(Dataset items)
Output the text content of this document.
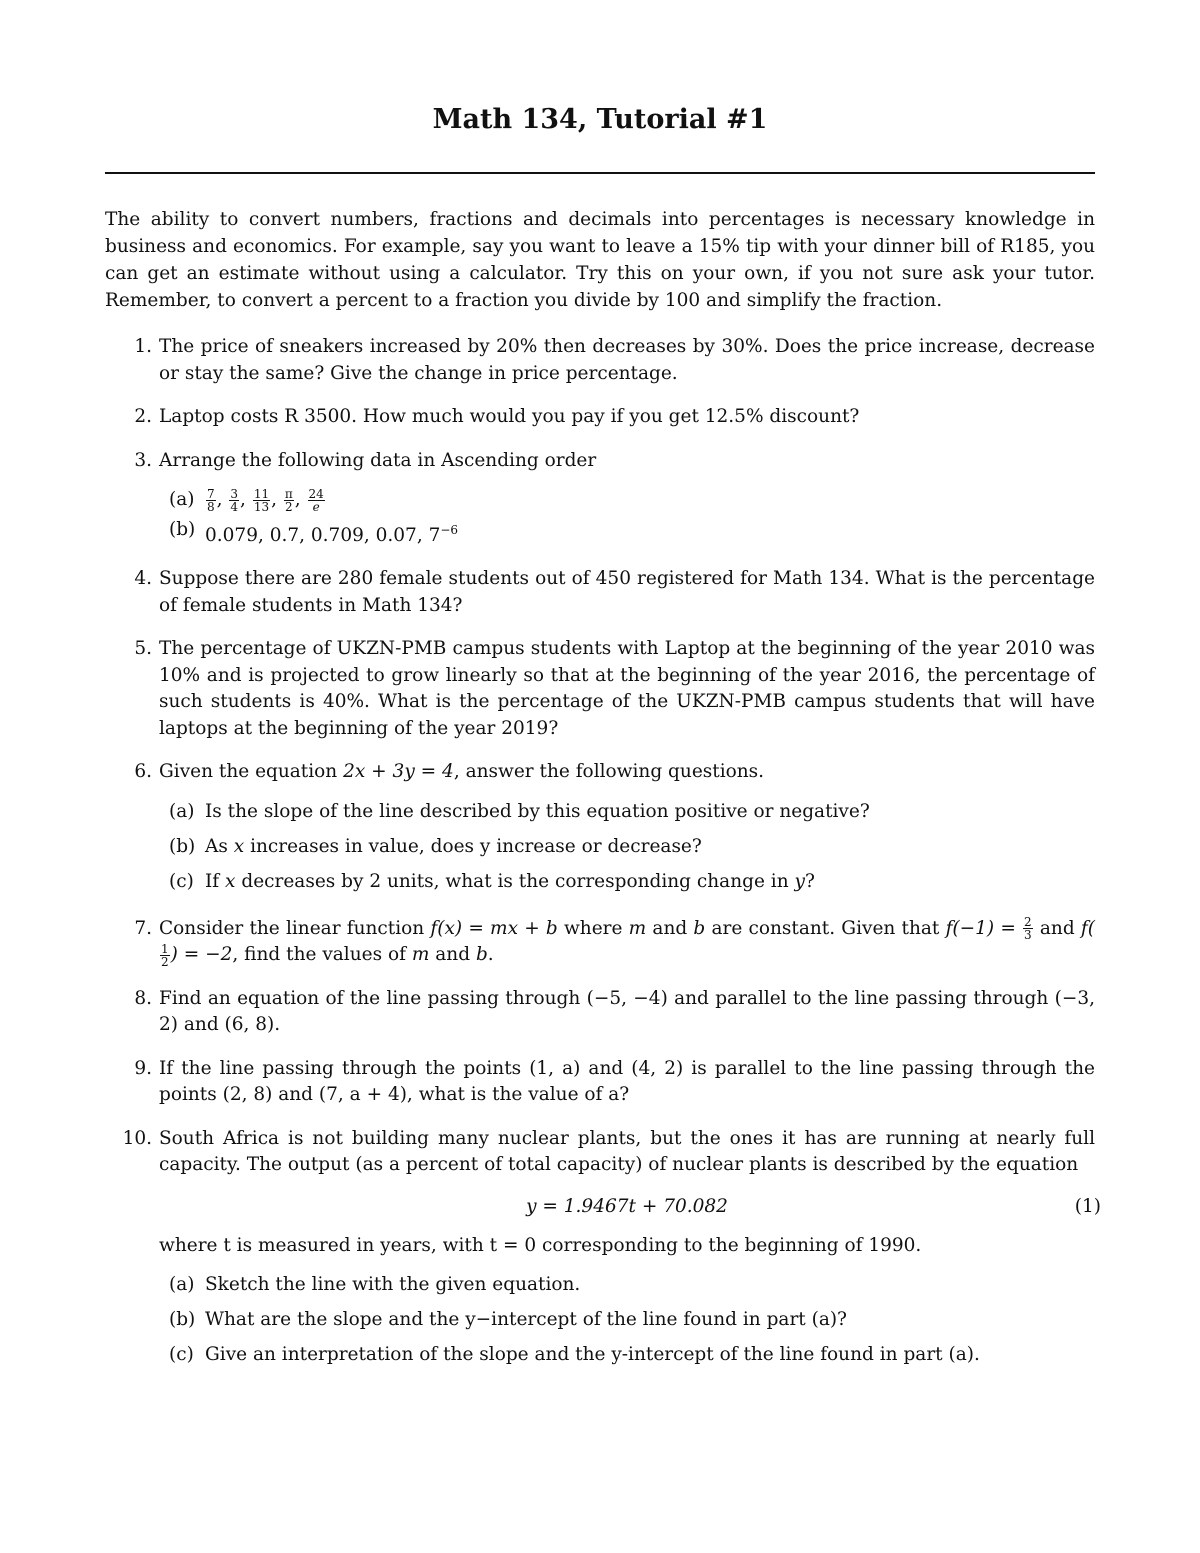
Math 134, Tutorial #1

The ability to convert numbers, fractions and decimals into percentages is necessary knowledge in business and economics. For example, say you want to leave a 15% tip with your dinner bill of R185, you can get an estimate without using a calculator. Try this on your own, if you not sure ask your tutor. Remember, to convert a percent to a fraction you divide by 100 and simplify the fraction.

1. The price of sneakers increased by 20% then decreases by 30%. Does the price increase, decrease or stay the same? Give the change in price percentage.
2. Laptop costs R 3500. How much would you pay if you get 12.5% discount?
3. Arrange the following data in Ascending order
$(a) \frac{7}{8}$ , $\frac{3}{4}$ , $\frac{11}{13}$ , $\frac{\pi}{2}$ , $\frac{24}{e}$
(b) 0.079, 0.7, 0.709, 0.07, $7^{-6}$
4. Suppose there are 280 female students out of 450 registered for Math 134. What is the percentage of female students in Math 134?
5. The percentage of UKZN-PMB campus students with Laptop at the beginning of the year 2010 was 10% and is projected to grow linearly so that at the beginning of the year 2016, the percentage of such students is 40%. What is the percentage of the UKZN-PMB campus students that will have laptops at the beginning of the year 2019?
6. Given the equation 2x + 3y = 4, answer the following questions.
(a) Is the slope of the line described by this equation positive or negative?
(b) As x increases in value, does y increase or decrease?
(c) If x decreases by 2 units, what is the corresponding change in y?
7. Consider the linear function f(x) = mx + b where m and b are constant. Given that $f(-1) = \frac{2}{3}$ and f(
$\frac{1}{2}$ ) = −2, find the values of m and b.
8. Find an equation of the line passing through (−5, −4) and parallel to the line passing through (−3, 2) and (6, 8).
9. If the line passing through the points (1, a) and (4, 2) is parallel to the line passing through the points (2, 8) and (7, a + 4), what is the value of a?
10. South Africa is not building many nuclear plants, but the ones it has are running at nearly full capacity. The output (as a percent of total capacity) of nuclear plants is described by the equation
y = 1.9467t + 70.082	(1)
where t is measured in years, with t = 0 corresponding to the beginning of 1990.
(a) Sketch the line with the given equation.
(b) What are the slope and the y−intercept of the line found in part (a)?
(c) Give an interpretation of the slope and the y-intercept of the line found in part (a).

What you need to do: Select every line where the word "Math" occurs.

Solution below:
Math 134, Tutorial #1
4. Suppose there are 280 female students out of 450 registered for Math 134. What is the percentage of female students in Math 134?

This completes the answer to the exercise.